# [REQUEST]
Omit every picture and write out the rest of the records exactly.

** begin MATERIAL PROVIDED **

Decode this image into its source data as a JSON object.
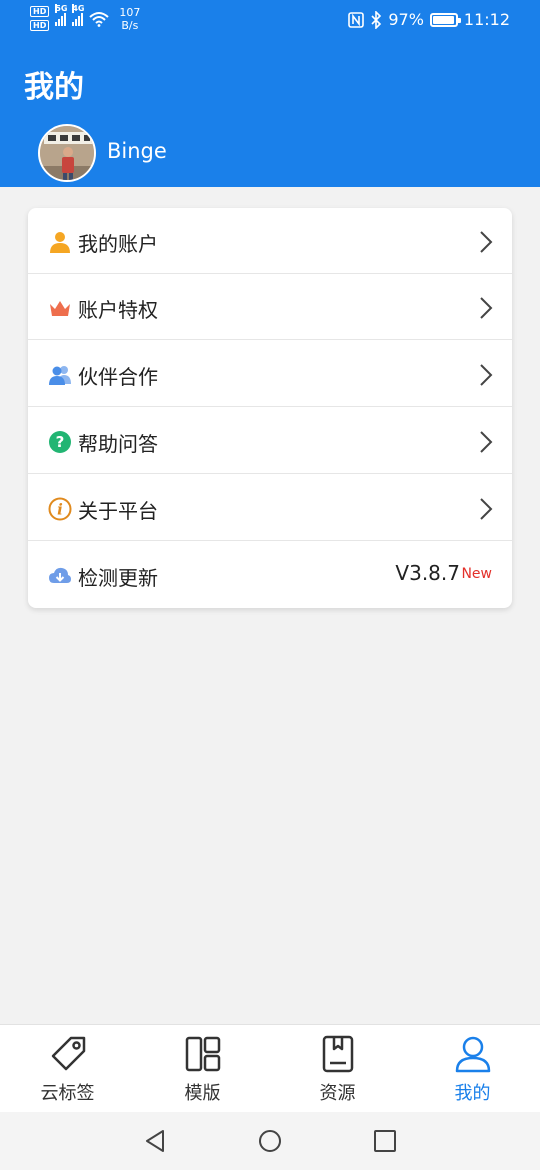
{
  "status_bar": {
    "hd1": "HD",
    "hd2": "HD",
    "net1": "5G",
    "net2": "4G",
    "speed_value": "107",
    "speed_unit": "B/s",
    "battery_percent": "97%",
    "battery_level": 0.97,
    "time": "11:12"
  },
  "header": {
    "title": "我的",
    "username": "Binge",
    "background_color": "#1a80ea"
  },
  "menu": {
    "items": [
      {
        "label": "我的账户",
        "icon": "user-icon",
        "icon_color": "#f5a623"
      },
      {
        "label": "账户特权",
        "icon": "crown-icon",
        "icon_color": "#ee6e4d"
      },
      {
        "label": "伙伴合作",
        "icon": "partners-icon",
        "icon_color": "#4a8ee8"
      },
      {
        "label": "帮助问答",
        "icon": "help-icon",
        "icon_color": "#22b573"
      },
      {
        "label": "关于平台",
        "icon": "info-icon",
        "icon_color": "#e08a1e"
      },
      {
        "label": "检测更新",
        "icon": "cloud-download-icon",
        "icon_color": "#6f9de8"
      }
    ],
    "version": "V3.8.7",
    "new_badge": "New"
  },
  "tabs": [
    {
      "label": "云标签",
      "icon": "tag-icon",
      "active": false
    },
    {
      "label": "模版",
      "icon": "template-icon",
      "active": false
    },
    {
      "label": "资源",
      "icon": "book-icon",
      "active": false
    },
    {
      "label": "我的",
      "icon": "person-icon",
      "active": true
    }
  ],
  "accent_color": "#1a80ea",
  "nav": {
    "back": "back-icon",
    "home": "home-icon",
    "recents": "recents-icon"
  }
}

** end MATERIAL PROVIDED **

# [ANSWER TO THE PROBLEM]
Decode this image into its source data as a JSON object.
{
  "status_bar": {
    "hd1": "HD",
    "hd2": "HD",
    "net1": "5G",
    "net2": "4G",
    "speed_value": "107",
    "speed_unit": "B/s",
    "battery_percent": "97%",
    "battery_level": 0.97,
    "time": "11:12"
  },
  "header": {
    "title": "我的",
    "username": "Binge",
    "background_color": "#1a80ea"
  },
  "menu": {
    "items": [
      {
        "label": "我的账户",
        "icon": "user-icon",
        "icon_color": "#f5a623"
      },
      {
        "label": "账户特权",
        "icon": "crown-icon",
        "icon_color": "#ee6e4d"
      },
      {
        "label": "伙伴合作",
        "icon": "partners-icon",
        "icon_color": "#4a8ee8"
      },
      {
        "label": "帮助问答",
        "icon": "help-icon",
        "icon_color": "#22b573"
      },
      {
        "label": "关于平台",
        "icon": "info-icon",
        "icon_color": "#e08a1e"
      },
      {
        "label": "检测更新",
        "icon": "cloud-download-icon",
        "icon_color": "#6f9de8"
      }
    ],
    "version": "V3.8.7",
    "new_badge": "New"
  },
  "tabs": [
    {
      "label": "云标签",
      "icon": "tag-icon",
      "active": false
    },
    {
      "label": "模版",
      "icon": "template-icon",
      "active": false
    },
    {
      "label": "资源",
      "icon": "book-icon",
      "active": false
    },
    {
      "label": "我的",
      "icon": "person-icon",
      "active": true
    }
  ],
  "accent_color": "#1a80ea",
  "nav": {
    "back": "back-icon",
    "home": "home-icon",
    "recents": "recents-icon"
  }
}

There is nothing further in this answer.